---------- Dataset ----------
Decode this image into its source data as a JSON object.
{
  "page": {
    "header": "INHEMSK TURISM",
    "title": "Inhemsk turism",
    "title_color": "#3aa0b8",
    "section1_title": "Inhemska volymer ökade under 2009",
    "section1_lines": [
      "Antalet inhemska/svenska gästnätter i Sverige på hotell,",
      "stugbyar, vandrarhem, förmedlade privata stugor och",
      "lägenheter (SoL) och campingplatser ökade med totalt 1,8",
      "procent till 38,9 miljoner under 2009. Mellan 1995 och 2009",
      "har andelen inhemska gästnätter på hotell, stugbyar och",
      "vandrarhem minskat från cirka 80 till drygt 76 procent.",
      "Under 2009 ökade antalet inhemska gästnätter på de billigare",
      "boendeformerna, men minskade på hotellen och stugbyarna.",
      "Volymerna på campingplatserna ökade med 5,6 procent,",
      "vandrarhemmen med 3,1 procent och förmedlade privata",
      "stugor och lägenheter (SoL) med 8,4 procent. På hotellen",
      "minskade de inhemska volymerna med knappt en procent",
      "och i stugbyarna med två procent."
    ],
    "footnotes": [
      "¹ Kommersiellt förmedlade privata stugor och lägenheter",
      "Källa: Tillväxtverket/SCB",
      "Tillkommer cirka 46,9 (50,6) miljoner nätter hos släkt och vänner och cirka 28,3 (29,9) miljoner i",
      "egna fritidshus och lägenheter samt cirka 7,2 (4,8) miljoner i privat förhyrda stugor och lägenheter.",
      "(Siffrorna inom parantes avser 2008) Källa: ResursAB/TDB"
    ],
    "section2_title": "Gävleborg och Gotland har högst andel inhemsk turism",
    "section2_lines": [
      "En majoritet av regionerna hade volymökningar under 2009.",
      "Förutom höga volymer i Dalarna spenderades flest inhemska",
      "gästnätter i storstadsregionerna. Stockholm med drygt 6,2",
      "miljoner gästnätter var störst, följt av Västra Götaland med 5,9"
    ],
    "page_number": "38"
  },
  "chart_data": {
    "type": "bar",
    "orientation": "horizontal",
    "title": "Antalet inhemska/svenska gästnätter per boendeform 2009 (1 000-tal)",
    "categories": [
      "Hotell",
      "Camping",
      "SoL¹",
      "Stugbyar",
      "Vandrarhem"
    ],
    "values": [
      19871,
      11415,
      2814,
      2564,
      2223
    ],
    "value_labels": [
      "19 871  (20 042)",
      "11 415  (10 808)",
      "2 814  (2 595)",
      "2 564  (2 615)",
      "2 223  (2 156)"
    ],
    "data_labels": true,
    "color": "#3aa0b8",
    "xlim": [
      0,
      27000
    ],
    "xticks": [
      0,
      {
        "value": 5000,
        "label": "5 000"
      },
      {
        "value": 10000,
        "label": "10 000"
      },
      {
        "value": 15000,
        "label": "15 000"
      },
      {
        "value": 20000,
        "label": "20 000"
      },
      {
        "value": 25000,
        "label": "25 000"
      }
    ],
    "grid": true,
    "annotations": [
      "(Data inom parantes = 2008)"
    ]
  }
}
----------
* [Short problem]:
Extract the full listing above without altering anything.

* [Solution]:
Decode this image into its source data as a JSON object.
{
  "page": {
    "header": "INHEMSK TURISM",
    "title": "Inhemsk turism",
    "title_color": "#3aa0b8",
    "section1_title": "Inhemska volymer ökade under 2009",
    "section1_lines": [
      "Antalet inhemska/svenska gästnätter i Sverige på hotell,",
      "stugbyar, vandrarhem, förmedlade privata stugor och",
      "lägenheter (SoL) och campingplatser ökade med totalt 1,8",
      "procent till 38,9 miljoner under 2009. Mellan 1995 och 2009",
      "har andelen inhemska gästnätter på hotell, stugbyar och",
      "vandrarhem minskat från cirka 80 till drygt 76 procent.",
      "Under 2009 ökade antalet inhemska gästnätter på de billigare",
      "boendeformerna, men minskade på hotellen och stugbyarna.",
      "Volymerna på campingplatserna ökade med 5,6 procent,",
      "vandrarhemmen med 3,1 procent och förmedlade privata",
      "stugor och lägenheter (SoL) med 8,4 procent. På hotellen",
      "minskade de inhemska volymerna med knappt en procent",
      "och i stugbyarna med två procent."
    ],
    "footnotes": [
      "¹ Kommersiellt förmedlade privata stugor och lägenheter",
      "Källa: Tillväxtverket/SCB",
      "Tillkommer cirka 46,9 (50,6) miljoner nätter hos släkt och vänner och cirka 28,3 (29,9) miljoner i",
      "egna fritidshus och lägenheter samt cirka 7,2 (4,8) miljoner i privat förhyrda stugor och lägenheter.",
      "(Siffrorna inom parantes avser 2008) Källa: ResursAB/TDB"
    ],
    "section2_title": "Gävleborg och Gotland har högst andel inhemsk turism",
    "section2_lines": [
      "En majoritet av regionerna hade volymökningar under 2009.",
      "Förutom höga volymer i Dalarna spenderades flest inhemska",
      "gästnätter i storstadsregionerna. Stockholm med drygt 6,2",
      "miljoner gästnätter var störst, följt av Västra Götaland med 5,9"
    ],
    "page_number": "38"
  },
  "chart_data": {
    "type": "bar",
    "orientation": "horizontal",
    "title": "Antalet inhemska/svenska gästnätter per boendeform 2009 (1 000-tal)",
    "categories": [
      "Hotell",
      "Camping",
      "SoL¹",
      "Stugbyar",
      "Vandrarhem"
    ],
    "values": [
      19871,
      11415,
      2814,
      2564,
      2223
    ],
    "value_labels": [
      "19 871  (20 042)",
      "11 415  (10 808)",
      "2 814  (2 595)",
      "2 564  (2 615)",
      "2 223  (2 156)"
    ],
    "data_labels": true,
    "color": "#3aa0b8",
    "xlim": [
      0,
      27000
    ],
    "xticks": [
      0,
      {
        "value": 5000,
        "label": "5 000"
      },
      {
        "value": 10000,
        "label": "10 000"
      },
      {
        "value": 15000,
        "label": "15 000"
      },
      {
        "value": 20000,
        "label": "20 000"
      },
      {
        "value": 25000,
        "label": "25 000"
      }
    ],
    "grid": true,
    "annotations": [
      "(Data inom parantes = 2008)"
    ]
  }
}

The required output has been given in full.